---- LISTING
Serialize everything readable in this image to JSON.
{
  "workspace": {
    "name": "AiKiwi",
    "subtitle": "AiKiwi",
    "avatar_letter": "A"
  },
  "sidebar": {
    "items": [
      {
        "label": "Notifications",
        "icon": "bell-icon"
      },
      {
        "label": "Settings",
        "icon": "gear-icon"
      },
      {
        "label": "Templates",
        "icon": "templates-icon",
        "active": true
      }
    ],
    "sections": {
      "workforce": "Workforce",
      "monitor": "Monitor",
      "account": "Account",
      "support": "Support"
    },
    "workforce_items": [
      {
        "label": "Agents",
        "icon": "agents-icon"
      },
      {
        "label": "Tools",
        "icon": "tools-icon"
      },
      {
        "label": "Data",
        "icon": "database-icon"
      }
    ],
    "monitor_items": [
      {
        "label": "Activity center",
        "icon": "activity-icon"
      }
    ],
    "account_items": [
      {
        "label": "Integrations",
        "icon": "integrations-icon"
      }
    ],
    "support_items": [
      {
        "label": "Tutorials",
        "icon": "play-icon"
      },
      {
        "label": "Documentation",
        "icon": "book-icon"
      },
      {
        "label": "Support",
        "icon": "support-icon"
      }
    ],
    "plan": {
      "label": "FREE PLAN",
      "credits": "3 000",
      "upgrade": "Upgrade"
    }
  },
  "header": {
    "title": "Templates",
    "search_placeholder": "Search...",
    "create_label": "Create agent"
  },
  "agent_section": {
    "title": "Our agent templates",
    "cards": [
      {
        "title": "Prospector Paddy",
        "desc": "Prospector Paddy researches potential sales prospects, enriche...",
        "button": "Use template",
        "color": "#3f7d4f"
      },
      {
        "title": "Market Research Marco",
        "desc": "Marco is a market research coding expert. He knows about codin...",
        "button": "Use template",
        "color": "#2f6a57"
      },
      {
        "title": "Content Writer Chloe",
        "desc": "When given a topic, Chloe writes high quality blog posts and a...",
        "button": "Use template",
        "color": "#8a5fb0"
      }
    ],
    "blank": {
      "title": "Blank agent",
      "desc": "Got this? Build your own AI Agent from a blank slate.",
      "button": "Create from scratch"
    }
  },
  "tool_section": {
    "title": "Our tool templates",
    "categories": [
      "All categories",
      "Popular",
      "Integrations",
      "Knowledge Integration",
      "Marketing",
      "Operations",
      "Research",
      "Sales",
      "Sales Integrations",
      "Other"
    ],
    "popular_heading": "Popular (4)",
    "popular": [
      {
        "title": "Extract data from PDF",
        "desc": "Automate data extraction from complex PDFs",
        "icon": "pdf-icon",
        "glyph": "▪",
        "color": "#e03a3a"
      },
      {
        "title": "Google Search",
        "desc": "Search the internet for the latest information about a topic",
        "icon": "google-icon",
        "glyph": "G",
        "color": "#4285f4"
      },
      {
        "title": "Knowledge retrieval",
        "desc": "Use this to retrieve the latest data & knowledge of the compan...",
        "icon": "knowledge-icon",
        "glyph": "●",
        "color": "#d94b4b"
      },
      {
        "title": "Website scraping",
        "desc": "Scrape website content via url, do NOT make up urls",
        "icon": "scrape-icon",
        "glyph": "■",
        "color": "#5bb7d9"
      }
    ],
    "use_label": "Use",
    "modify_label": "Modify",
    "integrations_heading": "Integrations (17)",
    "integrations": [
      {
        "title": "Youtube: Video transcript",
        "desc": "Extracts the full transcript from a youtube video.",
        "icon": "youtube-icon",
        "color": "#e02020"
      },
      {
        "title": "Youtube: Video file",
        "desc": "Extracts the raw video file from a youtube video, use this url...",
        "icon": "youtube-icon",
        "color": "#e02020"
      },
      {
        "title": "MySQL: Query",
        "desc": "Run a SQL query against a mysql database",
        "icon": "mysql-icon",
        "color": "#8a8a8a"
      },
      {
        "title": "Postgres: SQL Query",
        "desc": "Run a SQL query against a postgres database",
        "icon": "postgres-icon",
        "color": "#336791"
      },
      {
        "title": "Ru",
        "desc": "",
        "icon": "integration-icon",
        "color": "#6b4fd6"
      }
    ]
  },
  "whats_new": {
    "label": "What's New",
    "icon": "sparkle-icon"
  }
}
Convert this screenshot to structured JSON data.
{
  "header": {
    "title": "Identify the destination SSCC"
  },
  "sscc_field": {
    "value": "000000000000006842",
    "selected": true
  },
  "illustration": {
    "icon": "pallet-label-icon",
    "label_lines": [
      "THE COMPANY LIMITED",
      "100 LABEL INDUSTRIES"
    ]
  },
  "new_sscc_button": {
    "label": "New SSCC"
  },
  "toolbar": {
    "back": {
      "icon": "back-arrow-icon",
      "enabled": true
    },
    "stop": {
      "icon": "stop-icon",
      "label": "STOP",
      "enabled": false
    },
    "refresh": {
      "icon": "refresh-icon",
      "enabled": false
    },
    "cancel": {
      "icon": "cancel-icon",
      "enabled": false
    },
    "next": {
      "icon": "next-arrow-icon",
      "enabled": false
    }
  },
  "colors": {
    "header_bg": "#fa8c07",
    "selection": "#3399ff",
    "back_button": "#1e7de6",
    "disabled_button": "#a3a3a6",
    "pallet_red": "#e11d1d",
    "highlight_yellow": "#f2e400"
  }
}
--------
* [TASK DIRECTIONS]: Repeat, without changes, every line from the one that contains "Convert this screenshot" through the final line of the data.

* [RESULT FOR THIS TASK]:
Convert this screenshot to structured JSON data.
{
  "header": {
    "title": "Identify the destination SSCC"
  },
  "sscc_field": {
    "value": "000000000000006842",
    "selected": true
  },
  "illustration": {
    "icon": "pallet-label-icon",
    "label_lines": [
      "THE COMPANY LIMITED",
      "100 LABEL INDUSTRIES"
    ]
  },
  "new_sscc_button": {
    "label": "New SSCC"
  },
  "toolbar": {
    "back": {
      "icon": "back-arrow-icon",
      "enabled": true
    },
    "stop": {
      "icon": "stop-icon",
      "label": "STOP",
      "enabled": false
    },
    "refresh": {
      "icon": "refresh-icon",
      "enabled": false
    },
    "cancel": {
      "icon": "cancel-icon",
      "enabled": false
    },
    "next": {
      "icon": "next-arrow-icon",
      "enabled": false
    }
  },
  "colors": {
    "header_bg": "#fa8c07",
    "selection": "#3399ff",
    "back_button": "#1e7de6",
    "disabled_button": "#a3a3a6",
    "pallet_red": "#e11d1d",
    "highlight_yellow": "#f2e400"
  }
}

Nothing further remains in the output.